* Problem to work on *
Scan the entries below. List each line with "text".

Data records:
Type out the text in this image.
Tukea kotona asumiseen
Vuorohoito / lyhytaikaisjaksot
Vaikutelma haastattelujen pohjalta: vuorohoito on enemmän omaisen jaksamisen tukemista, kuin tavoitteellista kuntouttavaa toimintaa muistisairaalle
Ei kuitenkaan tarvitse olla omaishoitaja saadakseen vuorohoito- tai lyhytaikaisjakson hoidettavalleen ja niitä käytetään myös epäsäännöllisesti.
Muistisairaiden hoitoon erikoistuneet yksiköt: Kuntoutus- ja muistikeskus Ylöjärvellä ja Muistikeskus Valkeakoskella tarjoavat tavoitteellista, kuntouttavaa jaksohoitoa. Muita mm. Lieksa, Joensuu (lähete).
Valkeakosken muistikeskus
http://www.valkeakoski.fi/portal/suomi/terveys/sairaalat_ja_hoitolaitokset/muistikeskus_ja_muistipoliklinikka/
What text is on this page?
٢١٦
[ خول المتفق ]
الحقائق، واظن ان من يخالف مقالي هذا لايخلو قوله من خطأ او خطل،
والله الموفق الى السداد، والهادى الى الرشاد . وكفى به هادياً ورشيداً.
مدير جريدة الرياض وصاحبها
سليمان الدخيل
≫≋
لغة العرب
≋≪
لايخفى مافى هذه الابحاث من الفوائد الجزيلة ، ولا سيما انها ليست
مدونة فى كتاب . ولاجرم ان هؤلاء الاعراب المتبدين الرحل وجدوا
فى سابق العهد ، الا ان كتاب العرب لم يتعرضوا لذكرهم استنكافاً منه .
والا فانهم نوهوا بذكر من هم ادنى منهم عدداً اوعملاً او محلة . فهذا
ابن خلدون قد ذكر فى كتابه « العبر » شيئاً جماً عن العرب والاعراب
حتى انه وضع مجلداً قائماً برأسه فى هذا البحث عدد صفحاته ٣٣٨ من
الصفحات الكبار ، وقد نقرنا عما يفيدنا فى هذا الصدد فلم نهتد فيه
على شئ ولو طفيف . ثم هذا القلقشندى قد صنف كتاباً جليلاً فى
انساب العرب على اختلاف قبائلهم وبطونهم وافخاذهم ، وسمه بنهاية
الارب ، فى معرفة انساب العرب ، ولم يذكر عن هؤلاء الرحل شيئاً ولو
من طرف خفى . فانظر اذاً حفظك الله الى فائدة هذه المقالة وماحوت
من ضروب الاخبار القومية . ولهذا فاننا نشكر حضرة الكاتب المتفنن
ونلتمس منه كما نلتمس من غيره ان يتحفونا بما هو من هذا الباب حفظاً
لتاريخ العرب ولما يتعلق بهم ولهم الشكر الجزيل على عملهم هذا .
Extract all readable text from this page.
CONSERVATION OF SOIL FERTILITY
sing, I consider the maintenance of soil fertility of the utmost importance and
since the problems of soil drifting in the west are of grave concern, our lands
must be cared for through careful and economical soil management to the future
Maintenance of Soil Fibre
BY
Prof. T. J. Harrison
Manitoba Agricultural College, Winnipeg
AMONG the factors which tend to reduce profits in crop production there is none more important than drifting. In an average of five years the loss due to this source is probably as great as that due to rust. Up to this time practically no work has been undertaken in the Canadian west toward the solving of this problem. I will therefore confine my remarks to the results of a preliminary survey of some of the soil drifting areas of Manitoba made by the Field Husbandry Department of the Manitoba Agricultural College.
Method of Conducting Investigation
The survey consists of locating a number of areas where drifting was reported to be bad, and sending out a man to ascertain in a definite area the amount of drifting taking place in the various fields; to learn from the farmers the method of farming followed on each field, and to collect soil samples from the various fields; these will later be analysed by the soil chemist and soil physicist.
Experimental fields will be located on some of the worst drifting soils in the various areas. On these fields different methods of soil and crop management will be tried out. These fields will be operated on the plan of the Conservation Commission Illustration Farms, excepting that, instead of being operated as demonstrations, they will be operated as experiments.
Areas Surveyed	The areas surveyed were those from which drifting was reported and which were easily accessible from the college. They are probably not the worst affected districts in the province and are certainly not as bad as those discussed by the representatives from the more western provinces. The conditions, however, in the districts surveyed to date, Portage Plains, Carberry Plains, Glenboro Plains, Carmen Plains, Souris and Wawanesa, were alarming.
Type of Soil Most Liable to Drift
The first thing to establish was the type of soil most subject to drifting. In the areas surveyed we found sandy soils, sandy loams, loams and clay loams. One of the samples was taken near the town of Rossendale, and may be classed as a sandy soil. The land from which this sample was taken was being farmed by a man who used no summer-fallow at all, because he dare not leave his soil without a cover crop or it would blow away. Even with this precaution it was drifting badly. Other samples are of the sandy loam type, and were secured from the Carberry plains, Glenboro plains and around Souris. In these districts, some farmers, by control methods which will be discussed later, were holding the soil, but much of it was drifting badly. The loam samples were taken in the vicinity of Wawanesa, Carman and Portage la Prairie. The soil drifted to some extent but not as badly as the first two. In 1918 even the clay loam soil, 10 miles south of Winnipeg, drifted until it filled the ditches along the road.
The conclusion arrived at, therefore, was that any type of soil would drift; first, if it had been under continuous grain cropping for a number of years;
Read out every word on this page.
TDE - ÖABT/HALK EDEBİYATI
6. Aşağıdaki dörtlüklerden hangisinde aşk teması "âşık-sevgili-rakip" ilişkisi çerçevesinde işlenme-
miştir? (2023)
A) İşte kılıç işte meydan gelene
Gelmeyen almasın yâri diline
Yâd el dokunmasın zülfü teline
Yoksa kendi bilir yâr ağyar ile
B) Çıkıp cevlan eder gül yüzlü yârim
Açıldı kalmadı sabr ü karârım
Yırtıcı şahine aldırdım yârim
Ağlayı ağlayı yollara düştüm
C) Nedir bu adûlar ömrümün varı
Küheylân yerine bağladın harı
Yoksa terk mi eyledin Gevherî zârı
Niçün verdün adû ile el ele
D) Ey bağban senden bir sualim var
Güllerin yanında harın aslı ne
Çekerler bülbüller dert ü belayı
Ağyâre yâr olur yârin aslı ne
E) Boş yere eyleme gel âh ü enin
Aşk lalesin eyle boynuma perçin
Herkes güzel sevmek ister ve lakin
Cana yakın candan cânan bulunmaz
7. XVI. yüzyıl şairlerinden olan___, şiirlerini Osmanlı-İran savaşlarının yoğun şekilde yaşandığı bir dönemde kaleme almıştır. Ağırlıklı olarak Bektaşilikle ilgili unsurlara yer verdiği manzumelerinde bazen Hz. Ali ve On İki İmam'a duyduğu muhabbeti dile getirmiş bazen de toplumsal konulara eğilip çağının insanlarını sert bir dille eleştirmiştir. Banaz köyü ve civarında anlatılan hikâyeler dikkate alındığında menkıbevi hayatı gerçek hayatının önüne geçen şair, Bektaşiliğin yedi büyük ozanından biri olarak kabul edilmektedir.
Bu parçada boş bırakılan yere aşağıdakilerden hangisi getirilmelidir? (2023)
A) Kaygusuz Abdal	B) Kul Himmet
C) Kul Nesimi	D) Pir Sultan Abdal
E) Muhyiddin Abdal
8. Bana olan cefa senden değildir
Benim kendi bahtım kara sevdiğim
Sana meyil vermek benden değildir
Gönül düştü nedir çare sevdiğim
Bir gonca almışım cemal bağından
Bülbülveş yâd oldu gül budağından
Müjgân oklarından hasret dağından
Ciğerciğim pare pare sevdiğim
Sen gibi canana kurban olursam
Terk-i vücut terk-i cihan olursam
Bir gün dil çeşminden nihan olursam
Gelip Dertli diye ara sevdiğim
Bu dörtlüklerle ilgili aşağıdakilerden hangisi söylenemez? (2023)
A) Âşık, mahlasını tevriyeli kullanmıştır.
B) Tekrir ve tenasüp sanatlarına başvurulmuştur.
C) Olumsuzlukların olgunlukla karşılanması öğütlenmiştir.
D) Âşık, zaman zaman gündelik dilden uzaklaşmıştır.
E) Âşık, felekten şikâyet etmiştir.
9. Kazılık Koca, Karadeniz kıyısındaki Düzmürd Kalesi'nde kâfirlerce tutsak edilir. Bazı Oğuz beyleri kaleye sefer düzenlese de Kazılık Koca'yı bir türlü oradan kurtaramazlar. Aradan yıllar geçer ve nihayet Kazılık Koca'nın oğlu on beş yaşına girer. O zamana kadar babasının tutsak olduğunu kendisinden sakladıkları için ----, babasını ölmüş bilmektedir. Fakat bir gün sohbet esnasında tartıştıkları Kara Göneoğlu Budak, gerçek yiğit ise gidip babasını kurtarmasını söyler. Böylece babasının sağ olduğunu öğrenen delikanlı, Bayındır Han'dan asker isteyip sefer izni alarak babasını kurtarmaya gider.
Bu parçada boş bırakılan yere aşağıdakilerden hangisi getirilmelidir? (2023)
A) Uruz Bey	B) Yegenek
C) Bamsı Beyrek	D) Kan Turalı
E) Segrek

* Response to this exercise *
Type out the text in this image.
What text is on this page?
Extract all readable text from this page.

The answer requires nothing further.